Data items
--- start ---

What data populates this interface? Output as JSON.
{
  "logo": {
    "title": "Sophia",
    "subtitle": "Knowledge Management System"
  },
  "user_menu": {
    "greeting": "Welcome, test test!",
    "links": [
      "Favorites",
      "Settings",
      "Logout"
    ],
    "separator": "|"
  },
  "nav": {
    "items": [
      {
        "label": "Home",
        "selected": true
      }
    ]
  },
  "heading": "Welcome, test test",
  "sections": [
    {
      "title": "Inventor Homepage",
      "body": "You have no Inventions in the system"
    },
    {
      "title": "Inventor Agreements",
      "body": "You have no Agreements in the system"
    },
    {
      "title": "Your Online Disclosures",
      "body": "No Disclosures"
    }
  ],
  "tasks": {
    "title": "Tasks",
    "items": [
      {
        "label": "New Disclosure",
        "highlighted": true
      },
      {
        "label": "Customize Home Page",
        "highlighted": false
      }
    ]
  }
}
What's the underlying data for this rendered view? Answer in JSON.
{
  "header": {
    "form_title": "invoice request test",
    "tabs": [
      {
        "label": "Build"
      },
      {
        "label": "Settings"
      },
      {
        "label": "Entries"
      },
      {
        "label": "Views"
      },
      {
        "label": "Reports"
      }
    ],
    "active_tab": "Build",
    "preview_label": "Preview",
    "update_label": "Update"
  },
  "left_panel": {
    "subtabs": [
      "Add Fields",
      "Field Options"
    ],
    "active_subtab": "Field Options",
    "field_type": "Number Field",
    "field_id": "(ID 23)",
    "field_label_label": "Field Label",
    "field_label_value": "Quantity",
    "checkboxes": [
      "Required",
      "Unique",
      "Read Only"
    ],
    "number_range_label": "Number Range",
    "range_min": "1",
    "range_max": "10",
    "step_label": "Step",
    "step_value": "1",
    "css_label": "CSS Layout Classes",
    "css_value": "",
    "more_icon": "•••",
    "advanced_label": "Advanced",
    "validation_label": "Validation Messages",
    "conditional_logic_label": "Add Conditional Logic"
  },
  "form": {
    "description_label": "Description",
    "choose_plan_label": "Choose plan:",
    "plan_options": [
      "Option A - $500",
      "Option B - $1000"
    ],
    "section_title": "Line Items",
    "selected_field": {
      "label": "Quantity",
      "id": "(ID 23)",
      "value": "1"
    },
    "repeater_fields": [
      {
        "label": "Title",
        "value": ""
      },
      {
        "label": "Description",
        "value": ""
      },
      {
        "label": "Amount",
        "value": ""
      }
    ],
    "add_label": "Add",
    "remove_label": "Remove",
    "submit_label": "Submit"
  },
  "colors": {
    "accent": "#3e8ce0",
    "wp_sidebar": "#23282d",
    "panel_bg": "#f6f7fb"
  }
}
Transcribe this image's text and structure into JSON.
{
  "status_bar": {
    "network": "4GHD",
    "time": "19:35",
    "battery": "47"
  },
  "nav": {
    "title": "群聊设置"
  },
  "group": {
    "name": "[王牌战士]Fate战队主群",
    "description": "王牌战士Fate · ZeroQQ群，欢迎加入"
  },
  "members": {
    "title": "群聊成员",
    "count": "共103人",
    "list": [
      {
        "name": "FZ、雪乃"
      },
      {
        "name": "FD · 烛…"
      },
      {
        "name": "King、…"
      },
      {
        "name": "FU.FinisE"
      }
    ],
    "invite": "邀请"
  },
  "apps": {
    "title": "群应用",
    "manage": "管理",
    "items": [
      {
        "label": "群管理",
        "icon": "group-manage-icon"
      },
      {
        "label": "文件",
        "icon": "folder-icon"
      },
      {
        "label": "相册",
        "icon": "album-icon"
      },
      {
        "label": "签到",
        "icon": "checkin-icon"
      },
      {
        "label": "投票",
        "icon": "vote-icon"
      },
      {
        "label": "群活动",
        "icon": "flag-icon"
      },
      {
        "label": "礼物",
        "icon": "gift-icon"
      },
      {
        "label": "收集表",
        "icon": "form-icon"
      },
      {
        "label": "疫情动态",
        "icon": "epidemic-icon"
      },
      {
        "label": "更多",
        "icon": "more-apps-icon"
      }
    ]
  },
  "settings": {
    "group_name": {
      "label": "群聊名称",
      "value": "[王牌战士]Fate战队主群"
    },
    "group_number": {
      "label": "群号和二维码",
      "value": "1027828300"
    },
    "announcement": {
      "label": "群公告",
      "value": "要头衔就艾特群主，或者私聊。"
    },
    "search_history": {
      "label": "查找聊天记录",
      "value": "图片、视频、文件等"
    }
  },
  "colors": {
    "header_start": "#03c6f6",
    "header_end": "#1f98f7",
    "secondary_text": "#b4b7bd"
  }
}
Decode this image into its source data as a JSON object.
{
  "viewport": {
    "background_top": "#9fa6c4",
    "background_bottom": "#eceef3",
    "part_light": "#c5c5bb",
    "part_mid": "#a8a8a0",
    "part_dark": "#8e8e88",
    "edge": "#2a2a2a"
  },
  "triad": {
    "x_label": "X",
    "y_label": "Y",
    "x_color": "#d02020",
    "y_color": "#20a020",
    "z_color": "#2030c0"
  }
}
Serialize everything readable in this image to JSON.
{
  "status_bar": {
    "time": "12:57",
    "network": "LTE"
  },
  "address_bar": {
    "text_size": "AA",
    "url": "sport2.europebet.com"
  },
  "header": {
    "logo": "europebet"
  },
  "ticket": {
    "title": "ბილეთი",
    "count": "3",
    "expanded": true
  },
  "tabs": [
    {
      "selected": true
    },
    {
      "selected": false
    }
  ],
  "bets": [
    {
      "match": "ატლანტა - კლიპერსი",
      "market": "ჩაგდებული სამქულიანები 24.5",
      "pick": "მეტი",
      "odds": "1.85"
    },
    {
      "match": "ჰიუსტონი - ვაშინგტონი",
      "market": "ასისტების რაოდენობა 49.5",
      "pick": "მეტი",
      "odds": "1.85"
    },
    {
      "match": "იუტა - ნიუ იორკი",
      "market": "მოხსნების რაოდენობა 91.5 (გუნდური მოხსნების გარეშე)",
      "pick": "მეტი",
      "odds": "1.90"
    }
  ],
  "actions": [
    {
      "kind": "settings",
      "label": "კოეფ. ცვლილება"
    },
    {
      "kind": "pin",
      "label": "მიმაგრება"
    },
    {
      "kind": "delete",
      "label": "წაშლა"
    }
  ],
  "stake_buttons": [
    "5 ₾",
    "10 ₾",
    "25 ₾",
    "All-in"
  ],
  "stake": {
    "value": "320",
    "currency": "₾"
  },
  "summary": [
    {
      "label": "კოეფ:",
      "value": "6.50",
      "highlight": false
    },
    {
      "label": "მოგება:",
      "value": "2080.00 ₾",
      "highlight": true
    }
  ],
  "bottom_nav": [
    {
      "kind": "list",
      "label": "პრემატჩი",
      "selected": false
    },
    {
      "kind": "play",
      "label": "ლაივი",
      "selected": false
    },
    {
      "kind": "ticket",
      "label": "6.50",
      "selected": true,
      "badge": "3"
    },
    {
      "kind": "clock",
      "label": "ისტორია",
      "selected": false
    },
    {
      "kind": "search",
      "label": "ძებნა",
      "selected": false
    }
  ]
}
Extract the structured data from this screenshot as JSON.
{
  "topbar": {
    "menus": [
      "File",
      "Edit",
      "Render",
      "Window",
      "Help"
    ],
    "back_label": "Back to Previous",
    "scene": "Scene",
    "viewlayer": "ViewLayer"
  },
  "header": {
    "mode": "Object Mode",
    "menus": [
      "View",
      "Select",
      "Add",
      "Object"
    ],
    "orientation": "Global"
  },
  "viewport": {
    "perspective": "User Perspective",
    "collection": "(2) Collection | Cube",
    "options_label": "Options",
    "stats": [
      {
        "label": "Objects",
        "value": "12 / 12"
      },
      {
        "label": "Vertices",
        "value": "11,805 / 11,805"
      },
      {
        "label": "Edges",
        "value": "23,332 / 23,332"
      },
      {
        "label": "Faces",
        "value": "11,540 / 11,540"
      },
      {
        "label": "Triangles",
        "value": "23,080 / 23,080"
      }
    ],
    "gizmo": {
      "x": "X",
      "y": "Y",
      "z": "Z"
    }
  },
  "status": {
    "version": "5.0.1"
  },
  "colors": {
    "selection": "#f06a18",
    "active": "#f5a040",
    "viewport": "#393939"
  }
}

--- end ---

▸ Instructions for the task: Please retype, exactly as written, every line from the line containing "Extract the structured" through the last line of the records above, including both of those lines, and nothing else.

▸ Result for this exercise:
Extract the structured data from this screenshot as JSON.
{
  "topbar": {
    "menus": [
      "File",
      "Edit",
      "Render",
      "Window",
      "Help"
    ],
    "back_label": "Back to Previous",
    "scene": "Scene",
    "viewlayer": "ViewLayer"
  },
  "header": {
    "mode": "Object Mode",
    "menus": [
      "View",
      "Select",
      "Add",
      "Object"
    ],
    "orientation": "Global"
  },
  "viewport": {
    "perspective": "User Perspective",
    "collection": "(2) Collection | Cube",
    "options_label": "Options",
    "stats": [
      {
        "label": "Objects",
        "value": "12 / 12"
      },
      {
        "label": "Vertices",
        "value": "11,805 / 11,805"
      },
      {
        "label": "Edges",
        "value": "23,332 / 23,332"
      },
      {
        "label": "Faces",
        "value": "11,540 / 11,540"
      },
      {
        "label": "Triangles",
        "value": "23,080 / 23,080"
      }
    ],
    "gizmo": {
      "x": "X",
      "y": "Y",
      "z": "Z"
    }
  },
  "status": {
    "version": "5.0.1"
  },
  "colors": {
    "selection": "#f06a18",
    "active": "#f5a040",
    "viewport": "#393939"
  }
}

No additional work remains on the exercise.